§ WHAT IS NEEDED: Copy every line of the records below that holds the word "ylabel".

Figure collection entries:

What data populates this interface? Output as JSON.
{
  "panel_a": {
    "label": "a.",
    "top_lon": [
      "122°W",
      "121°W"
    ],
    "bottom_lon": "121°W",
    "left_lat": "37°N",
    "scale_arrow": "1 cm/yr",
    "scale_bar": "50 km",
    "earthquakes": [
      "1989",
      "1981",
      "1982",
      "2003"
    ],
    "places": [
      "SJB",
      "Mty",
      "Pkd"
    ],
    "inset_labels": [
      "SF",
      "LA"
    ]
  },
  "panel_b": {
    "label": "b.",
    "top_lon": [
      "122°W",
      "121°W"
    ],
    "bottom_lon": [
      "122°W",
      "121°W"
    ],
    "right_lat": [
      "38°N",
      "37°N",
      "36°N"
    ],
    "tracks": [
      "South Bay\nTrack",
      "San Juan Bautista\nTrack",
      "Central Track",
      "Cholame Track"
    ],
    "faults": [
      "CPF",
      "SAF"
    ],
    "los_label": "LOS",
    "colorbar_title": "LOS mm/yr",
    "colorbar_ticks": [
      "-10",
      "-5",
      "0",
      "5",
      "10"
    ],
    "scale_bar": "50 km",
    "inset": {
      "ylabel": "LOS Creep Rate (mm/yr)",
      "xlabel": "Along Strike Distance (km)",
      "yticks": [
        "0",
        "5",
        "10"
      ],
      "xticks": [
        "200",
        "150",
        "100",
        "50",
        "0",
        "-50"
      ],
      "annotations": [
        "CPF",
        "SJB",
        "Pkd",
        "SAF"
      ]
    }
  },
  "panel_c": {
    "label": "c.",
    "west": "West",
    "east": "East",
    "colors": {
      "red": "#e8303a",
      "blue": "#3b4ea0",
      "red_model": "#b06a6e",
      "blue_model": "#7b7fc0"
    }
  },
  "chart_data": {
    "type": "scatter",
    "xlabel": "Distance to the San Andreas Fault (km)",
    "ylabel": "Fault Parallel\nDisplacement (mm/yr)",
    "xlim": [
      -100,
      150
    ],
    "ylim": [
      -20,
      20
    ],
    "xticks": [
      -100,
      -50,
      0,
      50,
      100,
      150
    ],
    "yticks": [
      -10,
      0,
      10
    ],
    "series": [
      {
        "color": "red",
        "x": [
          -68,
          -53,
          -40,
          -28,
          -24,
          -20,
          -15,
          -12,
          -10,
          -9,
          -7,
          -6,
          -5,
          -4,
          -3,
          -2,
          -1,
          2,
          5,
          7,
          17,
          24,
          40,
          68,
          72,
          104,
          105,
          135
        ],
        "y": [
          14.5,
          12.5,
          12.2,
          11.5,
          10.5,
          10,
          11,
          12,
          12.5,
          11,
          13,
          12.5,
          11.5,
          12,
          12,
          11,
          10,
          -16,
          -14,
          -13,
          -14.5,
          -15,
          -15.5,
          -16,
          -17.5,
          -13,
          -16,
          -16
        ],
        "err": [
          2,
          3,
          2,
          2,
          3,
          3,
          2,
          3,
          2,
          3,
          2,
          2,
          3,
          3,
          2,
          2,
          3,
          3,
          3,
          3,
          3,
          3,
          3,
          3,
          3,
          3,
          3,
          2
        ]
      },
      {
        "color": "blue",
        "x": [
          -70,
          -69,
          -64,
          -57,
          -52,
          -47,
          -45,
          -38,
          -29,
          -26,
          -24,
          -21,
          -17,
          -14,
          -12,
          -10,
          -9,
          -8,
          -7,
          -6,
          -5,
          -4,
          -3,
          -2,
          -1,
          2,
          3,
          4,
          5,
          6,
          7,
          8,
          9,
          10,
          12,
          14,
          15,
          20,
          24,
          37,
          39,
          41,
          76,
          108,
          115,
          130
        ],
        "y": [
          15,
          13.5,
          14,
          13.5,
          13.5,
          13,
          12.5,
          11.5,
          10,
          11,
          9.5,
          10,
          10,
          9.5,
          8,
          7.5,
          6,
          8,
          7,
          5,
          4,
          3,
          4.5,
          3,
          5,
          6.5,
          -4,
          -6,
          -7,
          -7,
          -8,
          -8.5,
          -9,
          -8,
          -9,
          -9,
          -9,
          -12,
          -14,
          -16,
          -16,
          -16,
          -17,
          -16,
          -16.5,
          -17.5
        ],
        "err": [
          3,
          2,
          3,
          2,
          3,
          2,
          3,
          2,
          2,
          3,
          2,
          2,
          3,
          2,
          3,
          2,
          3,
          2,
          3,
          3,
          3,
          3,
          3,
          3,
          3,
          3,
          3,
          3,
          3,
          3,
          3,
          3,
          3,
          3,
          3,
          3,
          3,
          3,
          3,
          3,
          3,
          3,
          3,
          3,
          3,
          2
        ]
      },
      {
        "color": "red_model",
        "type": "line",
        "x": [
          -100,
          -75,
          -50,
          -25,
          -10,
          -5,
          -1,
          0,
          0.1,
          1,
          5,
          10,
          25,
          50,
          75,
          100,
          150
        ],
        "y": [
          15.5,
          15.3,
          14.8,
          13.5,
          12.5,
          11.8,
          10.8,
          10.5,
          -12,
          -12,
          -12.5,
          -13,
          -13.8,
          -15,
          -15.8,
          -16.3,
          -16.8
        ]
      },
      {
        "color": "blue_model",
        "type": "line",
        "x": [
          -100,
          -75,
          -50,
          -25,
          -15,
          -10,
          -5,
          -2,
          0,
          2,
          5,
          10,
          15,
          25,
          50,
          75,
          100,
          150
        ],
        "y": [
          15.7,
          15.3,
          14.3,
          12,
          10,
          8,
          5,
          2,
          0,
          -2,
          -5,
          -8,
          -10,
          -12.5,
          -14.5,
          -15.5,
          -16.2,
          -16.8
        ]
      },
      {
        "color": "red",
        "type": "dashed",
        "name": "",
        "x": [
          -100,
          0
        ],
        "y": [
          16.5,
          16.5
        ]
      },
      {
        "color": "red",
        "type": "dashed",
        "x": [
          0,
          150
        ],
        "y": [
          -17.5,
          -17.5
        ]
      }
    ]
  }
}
* * *
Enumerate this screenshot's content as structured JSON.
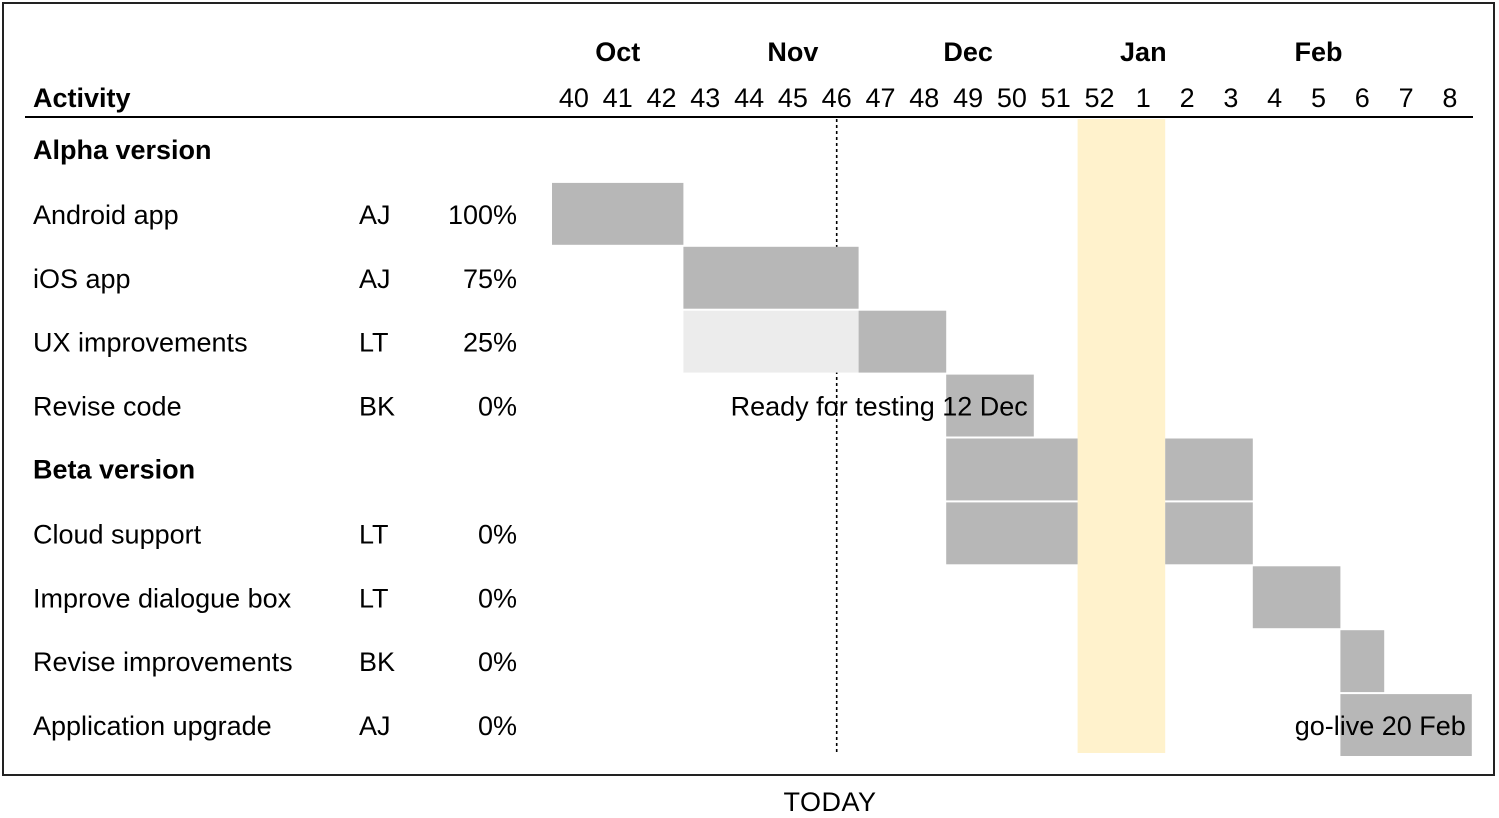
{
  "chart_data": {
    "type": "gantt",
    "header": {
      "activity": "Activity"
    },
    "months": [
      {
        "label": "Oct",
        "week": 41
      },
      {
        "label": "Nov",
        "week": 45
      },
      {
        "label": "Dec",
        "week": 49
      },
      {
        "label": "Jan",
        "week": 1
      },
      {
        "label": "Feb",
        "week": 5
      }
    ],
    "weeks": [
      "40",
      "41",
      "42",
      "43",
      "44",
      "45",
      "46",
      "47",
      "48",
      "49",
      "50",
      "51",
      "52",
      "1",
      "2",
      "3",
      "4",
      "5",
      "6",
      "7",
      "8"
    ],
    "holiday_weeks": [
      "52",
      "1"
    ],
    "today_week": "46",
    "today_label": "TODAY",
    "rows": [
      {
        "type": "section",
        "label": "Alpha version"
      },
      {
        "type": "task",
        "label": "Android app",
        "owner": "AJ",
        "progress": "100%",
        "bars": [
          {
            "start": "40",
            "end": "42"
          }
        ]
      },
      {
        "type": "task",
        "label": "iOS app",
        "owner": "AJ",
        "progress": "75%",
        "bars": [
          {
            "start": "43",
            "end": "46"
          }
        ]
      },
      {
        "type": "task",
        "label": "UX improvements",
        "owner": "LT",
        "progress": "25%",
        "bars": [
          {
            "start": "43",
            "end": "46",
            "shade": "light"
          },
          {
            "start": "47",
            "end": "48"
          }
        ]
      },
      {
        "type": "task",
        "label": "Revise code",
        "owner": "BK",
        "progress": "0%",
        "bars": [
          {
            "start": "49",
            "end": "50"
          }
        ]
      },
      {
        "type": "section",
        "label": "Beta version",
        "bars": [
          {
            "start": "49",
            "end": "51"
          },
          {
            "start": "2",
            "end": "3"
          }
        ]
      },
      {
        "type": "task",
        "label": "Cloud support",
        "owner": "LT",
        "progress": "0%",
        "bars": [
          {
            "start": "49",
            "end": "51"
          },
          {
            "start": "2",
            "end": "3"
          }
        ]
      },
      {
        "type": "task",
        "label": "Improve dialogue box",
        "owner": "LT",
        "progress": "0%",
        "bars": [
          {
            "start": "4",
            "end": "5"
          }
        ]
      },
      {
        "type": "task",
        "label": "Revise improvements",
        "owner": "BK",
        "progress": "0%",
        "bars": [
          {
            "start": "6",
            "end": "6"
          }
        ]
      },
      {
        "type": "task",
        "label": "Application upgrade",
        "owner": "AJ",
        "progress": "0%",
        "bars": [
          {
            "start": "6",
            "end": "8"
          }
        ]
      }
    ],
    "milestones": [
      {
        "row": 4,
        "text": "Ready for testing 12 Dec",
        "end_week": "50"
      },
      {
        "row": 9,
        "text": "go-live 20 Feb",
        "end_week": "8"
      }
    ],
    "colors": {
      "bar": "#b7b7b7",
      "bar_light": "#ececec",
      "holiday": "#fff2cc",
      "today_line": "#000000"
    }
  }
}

§ EXERCISE SOLUTION:
      "ylabel": "LOS Creep Rate (mm/yr)",
    "ylabel": "Fault Parallel\nDisplacement (mm/yr)",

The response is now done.